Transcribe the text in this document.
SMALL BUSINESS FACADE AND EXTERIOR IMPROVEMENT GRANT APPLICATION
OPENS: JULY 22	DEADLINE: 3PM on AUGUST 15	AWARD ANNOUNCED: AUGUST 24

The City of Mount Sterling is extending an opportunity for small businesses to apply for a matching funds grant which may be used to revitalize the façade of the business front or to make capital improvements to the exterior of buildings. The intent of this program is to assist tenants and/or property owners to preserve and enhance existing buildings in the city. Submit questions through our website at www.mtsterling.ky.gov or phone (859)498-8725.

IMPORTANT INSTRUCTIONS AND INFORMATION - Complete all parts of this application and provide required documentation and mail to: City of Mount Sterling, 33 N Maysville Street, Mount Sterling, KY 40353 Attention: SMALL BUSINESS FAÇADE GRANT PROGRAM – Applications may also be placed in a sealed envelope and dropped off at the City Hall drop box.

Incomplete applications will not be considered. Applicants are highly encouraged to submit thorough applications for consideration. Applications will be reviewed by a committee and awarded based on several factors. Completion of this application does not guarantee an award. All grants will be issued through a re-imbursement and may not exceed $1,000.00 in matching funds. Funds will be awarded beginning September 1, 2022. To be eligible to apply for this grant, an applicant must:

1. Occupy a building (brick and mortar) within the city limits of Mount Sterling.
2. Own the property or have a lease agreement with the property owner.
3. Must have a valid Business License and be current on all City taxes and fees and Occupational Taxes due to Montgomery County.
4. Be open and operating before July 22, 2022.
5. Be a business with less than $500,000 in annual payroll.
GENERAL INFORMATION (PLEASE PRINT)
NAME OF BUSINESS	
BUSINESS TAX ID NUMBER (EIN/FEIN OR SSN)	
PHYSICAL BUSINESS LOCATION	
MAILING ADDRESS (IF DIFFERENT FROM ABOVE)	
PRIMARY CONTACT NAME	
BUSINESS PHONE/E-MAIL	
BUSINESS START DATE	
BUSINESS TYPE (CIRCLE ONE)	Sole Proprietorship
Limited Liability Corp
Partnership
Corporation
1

************

Reproduce the full listing exactly.

Transcribe the text in this document.
SMALL BUSINESS FACADE AND EXTERIOR IMPROVEMENT GRANT APPLICATION
OPENS: JULY 22	DEADLINE: 3PM on AUGUST 15	AWARD ANNOUNCED: AUGUST 24

The City of Mount Sterling is extending an opportunity for small businesses to apply for a matching funds grant which may be used to revitalize the façade of the business front or to make capital improvements to the exterior of buildings. The intent of this program is to assist tenants and/or property owners to preserve and enhance existing buildings in the city. Submit questions through our website at www.mtsterling.ky.gov or phone (859)498-8725.

IMPORTANT INSTRUCTIONS AND INFORMATION - Complete all parts of this application and provide required documentation and mail to: City of Mount Sterling, 33 N Maysville Street, Mount Sterling, KY 40353 Attention: SMALL BUSINESS FAÇADE GRANT PROGRAM – Applications may also be placed in a sealed envelope and dropped off at the City Hall drop box.

Incomplete applications will not be considered. Applicants are highly encouraged to submit thorough applications for consideration. Applications will be reviewed by a committee and awarded based on several factors. Completion of this application does not guarantee an award. All grants will be issued through a re-imbursement and may not exceed $1,000.00 in matching funds. Funds will be awarded beginning September 1, 2022. To be eligible to apply for this grant, an applicant must:

1. Occupy a building (brick and mortar) within the city limits of Mount Sterling.
2. Own the property or have a lease agreement with the property owner.
3. Must have a valid Business License and be current on all City taxes and fees and Occupational Taxes due to Montgomery County.
4. Be open and operating before July 22, 2022.
5. Be a business with less than $500,000 in annual payroll.
GENERAL INFORMATION (PLEASE PRINT)
NAME OF BUSINESS	
BUSINESS TAX ID NUMBER (EIN/FEIN OR SSN)	
PHYSICAL BUSINESS LOCATION	
MAILING ADDRESS (IF DIFFERENT FROM ABOVE)	
PRIMARY CONTACT NAME	
BUSINESS PHONE/E-MAIL	
BUSINESS START DATE	
BUSINESS TYPE (CIRCLE ONE)	Sole Proprietorship
Limited Liability Corp
Partnership
Corporation
1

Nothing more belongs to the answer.